# [Passage provided]
::::::::::
Central banks around the world have been piling up gold. After a record-setting 2022, central bank gold reserves increased by 228 tons through the first three months of 2023, a Q1 record. This was 38% higher than the previous first-quarter record set in 2013.

Total central bank gold buying in 2022 came in at 1,136 tons. It was the highest level of net purchases on record dating back to 1950, including since the suspension of dollar convertibility into gold in 1971. It was the 13th straight year of net central bank gold purchases.

According to the World Gold Council, there are two main drivers behind central bank gold buying — its performance during times of crisis and its role as a long-term store of value.

It’s hardly surprising then that in a year scarred by geopolitical uncertainty and rampant inflation, central banks opted to continue adding gold to their coffers and at an accelerated pace.”

National Bank of Poland Governor Adam Glapiński summed up the reason many central banks hold gold.

Gold is the ‘most reserve’ of reserve assets: it diversifies the geopolitical risk and is a kind of anchor of trust, especially in times of tension and crises.”

So far this year, the following central banks have added the most gold to their reserves, according to data from the World Gold Council.

  • Singapore – 68.67 tons
  • China – 57.85 tons
  • Turkey – 30.21 tons
  • The Czech Republic – 1.54 tons.

So, which countries hold the most gold?

Here are the top 20 gold hoarders in the world based on the most recent data from the World Gold Council.

1. The United States — 8,133.5 tons — 68.7% of total reserves

2. Germany — 3,354.9 tons –68.2% of total reserves

3. Italy — 2,451.8 tons — 65.4% of total reserves

4. France — 2,436.8 tons — 67% of total reserves

5. Russia — 2,326.5 tons — 24.9% of total reserves

6. China — 2,068.4 tons — 3.9% of total reserves

7. Switzerland — 1,040.0 tons — 7.3% of total reserves

8. Japan — 846,0 tons — 4.3% of total reserves

9. India — 794.6 tons — 8.7% of total reserves

10. The Netherlands — 612.5 tons — 57.7% of total reserves

11. Turkey — 572.0 tons — 34.1% of total reserves

12. Taiwan — 423.6 tons — 4.6 % of total reserves

13. Portugal — 382.6 tons — 70.1% of total reserves

14. Uzbekistan — 381.3 tons — 68.5% of total reserves

15. Kazakhstan — 332.0 tons — 58.5% of total reserves

16. Saudi Arabia — 323.1 tons — 4.3% of total reserves

17. The United Kingdom — 310.3 tons — 11.4% of total reserves

18. Lebanon — 286.8 tons — 53.9 percent of total reserves

19. Spain — 281.6 tons — 18.3% of total reserves

20. Austria — 280.0 tons — 50.1% of total reserves

The International Monetary Fund (IMF) holds 2,814.0 tons of gold. It would rank third in the world if it were a country. The European Central Bank holds 506.5 tons of gold, ranking it 13th among countries.

Venezuela holds the largest percentage of its total reserves in gold at 84.2%.
::::::::::
# [Data section]
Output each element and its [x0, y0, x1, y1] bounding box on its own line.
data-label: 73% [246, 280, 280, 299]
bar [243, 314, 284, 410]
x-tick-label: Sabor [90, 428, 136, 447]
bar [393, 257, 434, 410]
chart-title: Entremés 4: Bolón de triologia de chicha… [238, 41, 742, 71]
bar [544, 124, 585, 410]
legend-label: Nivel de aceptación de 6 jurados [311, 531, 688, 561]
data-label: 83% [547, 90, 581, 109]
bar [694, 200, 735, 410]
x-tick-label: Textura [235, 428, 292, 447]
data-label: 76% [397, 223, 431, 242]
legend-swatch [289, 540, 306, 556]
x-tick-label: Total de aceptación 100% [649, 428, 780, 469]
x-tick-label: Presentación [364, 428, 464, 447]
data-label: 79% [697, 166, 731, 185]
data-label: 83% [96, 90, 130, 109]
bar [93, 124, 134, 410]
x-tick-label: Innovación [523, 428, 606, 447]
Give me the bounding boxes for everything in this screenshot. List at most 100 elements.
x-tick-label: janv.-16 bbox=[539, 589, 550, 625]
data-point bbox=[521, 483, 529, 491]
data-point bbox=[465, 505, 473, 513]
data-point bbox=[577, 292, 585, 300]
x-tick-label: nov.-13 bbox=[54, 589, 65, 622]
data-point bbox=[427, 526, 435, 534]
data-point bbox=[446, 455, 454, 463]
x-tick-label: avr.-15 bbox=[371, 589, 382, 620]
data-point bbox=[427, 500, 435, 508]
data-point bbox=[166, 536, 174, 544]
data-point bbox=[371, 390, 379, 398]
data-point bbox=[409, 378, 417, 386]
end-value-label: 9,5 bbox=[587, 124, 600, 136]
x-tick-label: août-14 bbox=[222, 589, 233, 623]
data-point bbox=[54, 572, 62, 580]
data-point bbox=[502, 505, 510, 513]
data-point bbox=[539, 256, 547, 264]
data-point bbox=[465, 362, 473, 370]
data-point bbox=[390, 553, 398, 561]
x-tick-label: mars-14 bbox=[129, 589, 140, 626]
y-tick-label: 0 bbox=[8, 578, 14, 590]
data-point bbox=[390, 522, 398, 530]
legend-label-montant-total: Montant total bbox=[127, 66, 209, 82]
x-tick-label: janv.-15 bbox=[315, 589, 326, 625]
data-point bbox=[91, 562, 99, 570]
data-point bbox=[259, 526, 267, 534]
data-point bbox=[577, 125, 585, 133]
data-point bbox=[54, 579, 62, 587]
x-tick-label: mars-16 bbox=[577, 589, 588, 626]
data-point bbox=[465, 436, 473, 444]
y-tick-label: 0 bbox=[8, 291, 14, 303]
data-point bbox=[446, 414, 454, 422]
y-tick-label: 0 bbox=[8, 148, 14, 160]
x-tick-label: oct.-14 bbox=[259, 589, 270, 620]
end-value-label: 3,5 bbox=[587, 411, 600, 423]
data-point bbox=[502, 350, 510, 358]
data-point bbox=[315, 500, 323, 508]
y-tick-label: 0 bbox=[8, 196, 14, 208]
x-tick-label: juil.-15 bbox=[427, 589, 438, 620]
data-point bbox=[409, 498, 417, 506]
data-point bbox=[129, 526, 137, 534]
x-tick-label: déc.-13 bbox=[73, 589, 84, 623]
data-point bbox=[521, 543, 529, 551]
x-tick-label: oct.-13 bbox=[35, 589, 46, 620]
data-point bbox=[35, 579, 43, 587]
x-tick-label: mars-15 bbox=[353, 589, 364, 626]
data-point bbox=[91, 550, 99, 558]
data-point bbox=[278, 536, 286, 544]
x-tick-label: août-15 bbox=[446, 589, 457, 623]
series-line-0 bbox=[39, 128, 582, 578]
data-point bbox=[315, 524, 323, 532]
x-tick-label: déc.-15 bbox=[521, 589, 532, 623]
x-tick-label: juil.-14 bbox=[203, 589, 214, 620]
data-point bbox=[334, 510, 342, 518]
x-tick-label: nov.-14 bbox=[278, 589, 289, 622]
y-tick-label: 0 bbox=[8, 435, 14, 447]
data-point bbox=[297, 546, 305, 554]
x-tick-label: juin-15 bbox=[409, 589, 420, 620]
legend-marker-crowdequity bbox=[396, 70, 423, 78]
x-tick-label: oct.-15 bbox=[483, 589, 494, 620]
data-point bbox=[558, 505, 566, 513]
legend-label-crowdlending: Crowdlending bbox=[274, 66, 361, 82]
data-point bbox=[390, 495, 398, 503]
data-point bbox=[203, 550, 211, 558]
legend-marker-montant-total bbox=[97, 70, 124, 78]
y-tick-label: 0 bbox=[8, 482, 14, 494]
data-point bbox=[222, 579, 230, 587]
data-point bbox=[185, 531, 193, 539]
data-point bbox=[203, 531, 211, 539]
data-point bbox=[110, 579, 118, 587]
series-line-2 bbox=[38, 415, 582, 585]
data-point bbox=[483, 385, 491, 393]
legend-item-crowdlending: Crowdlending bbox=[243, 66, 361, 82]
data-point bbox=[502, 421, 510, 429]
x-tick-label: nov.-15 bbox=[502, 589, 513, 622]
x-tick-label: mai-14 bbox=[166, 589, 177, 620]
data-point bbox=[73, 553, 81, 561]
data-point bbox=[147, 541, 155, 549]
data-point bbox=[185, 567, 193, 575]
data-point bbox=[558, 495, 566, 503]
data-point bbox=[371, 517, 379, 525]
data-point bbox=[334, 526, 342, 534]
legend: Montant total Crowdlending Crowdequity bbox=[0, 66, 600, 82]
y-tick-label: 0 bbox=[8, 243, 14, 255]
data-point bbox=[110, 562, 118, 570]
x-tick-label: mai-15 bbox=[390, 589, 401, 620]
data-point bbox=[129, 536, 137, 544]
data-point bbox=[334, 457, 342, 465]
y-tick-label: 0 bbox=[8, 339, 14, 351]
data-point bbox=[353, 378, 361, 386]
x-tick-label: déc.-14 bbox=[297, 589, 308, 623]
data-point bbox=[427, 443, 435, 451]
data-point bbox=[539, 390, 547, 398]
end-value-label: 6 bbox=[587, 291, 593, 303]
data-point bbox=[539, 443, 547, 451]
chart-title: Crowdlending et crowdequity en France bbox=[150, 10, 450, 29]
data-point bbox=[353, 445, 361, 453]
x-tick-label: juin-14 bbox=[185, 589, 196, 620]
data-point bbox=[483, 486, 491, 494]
::::::::::
# [What to work on]
1. Determine whether each statement below agrees with the gold reserves passage. Answer yes or no for each and quote the deciding words of the text.
(a) Central bank gold purchases in 2022 totaled 1,136 tons.
(b) The International Monetary Fund would rank second in the world if it were a country.
(c) Venezuela holds the largest percentage of its total reserves in gold.
2. Reproduce the gold reserves passage from "So far this" down to "Republic – 1.54 tons.", swapping "tons" for "tonnes".

# [Solution list]
1.
(a) Yes: "Total central bank gold buying in 2022 came in at 1,136 tons."
(b) No: "It would rank third in the world if it were a country."
(c) Yes: "Venezuela holds the largest percentage of its total reserves in gold at 84.2%."

2.
So far this year, the following central banks have added the most gold to their reserves, according to data from the World Gold Council.

  • Singapore – 68.67 tonnes
  • China – 57.85 tonnes
  • Turkey – 30.21 tonnes
  • The Czech Republic – 1.54 tonnes.